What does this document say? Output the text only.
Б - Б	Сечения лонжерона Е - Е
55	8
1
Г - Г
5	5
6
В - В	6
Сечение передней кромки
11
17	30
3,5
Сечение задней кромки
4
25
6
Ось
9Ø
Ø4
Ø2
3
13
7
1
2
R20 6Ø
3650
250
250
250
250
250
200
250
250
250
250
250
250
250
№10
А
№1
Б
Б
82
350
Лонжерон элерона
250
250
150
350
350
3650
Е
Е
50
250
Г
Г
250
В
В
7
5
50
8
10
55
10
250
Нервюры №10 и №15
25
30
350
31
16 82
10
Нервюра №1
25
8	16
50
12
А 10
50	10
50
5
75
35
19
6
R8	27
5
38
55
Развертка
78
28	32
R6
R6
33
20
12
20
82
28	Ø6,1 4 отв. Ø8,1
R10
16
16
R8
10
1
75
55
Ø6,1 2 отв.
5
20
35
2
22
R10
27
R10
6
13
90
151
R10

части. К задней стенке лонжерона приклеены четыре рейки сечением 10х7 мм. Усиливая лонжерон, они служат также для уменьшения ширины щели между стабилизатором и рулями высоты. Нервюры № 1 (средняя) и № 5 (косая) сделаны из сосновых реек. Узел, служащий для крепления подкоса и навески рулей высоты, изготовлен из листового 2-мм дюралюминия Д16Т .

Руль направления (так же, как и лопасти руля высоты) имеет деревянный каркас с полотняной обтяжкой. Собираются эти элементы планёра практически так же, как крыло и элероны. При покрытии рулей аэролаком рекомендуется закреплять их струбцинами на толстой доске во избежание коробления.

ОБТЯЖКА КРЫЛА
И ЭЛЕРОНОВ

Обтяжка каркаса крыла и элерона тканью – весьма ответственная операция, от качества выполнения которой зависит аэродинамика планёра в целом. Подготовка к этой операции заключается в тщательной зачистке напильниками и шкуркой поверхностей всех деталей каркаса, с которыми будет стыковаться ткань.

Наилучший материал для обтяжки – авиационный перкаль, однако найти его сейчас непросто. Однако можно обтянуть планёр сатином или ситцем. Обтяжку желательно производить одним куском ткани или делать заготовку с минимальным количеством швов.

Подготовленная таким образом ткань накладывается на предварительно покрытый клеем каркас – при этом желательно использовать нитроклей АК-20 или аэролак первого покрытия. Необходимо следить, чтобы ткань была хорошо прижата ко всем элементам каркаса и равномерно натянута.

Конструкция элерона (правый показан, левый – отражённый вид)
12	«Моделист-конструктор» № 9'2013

***

## GIVEN TASK
Output the entries exactly.

## IN RESPONSE
What does this document say? Output the text only.
Б - Б	Сечения лонжерона Е - Е
55	8
1
Г - Г
5	5
6
В - В	6
Сечение передней кромки
11
17	30
3,5
Сечение задней кромки
4
25
6
Ось
9Ø
Ø4
Ø2
3
13
7
1
2
R20 6Ø
3650
250
250
250
250
250
200
250
250
250
250
250
250
250
№10
А
№1
Б
Б
82
350
Лонжерон элерона
250
250
150
350
350
3650
Е
Е
50
250
Г
Г
250
В
В
7
5
50
8
10
55
10
250
Нервюры №10 и №15
25
30
350
31
16 82
10
Нервюра №1
25
8	16
50
12
А 10
50	10
50
5
75
35
19
6
R8	27
5
38
55
Развертка
78
28	32
R6
R6
33
20
12
20
82
28	Ø6,1 4 отв. Ø8,1
R10
16
16
R8
10
1
75
55
Ø6,1 2 отв.
5
20
35
2
22
R10
27
R10
6
13
90
151
R10

части. К задней стенке лонжерона приклеены четыре рейки сечением 10х7 мм. Усиливая лонжерон, они служат также для уменьшения ширины щели между стабилизатором и рулями высоты. Нервюры № 1 (средняя) и № 5 (косая) сделаны из сосновых реек. Узел, служащий для крепления подкоса и навески рулей высоты, изготовлен из листового 2-мм дюралюминия Д16Т .

Руль направления (так же, как и лопасти руля высоты) имеет деревянный каркас с полотняной обтяжкой. Собираются эти элементы планёра практически так же, как крыло и элероны. При покрытии рулей аэролаком рекомендуется закреплять их струбцинами на толстой доске во избежание коробления.

ОБТЯЖКА КРЫЛА
И ЭЛЕРОНОВ

Обтяжка каркаса крыла и элерона тканью – весьма ответственная операция, от качества выполнения которой зависит аэродинамика планёра в целом. Подготовка к этой операции заключается в тщательной зачистке напильниками и шкуркой поверхностей всех деталей каркаса, с которыми будет стыковаться ткань.

Наилучший материал для обтяжки – авиационный перкаль, однако найти его сейчас непросто. Однако можно обтянуть планёр сатином или ситцем. Обтяжку желательно производить одним куском ткани или делать заготовку с минимальным количеством швов.

Подготовленная таким образом ткань накладывается на предварительно покрытый клеем каркас – при этом желательно использовать нитроклей АК-20 или аэролак первого покрытия. Необходимо следить, чтобы ткань была хорошо прижата ко всем элементам каркаса и равномерно натянута.

Конструкция элерона (правый показан, левый – отражённый вид)
12	«Моделист-конструктор» № 9'2013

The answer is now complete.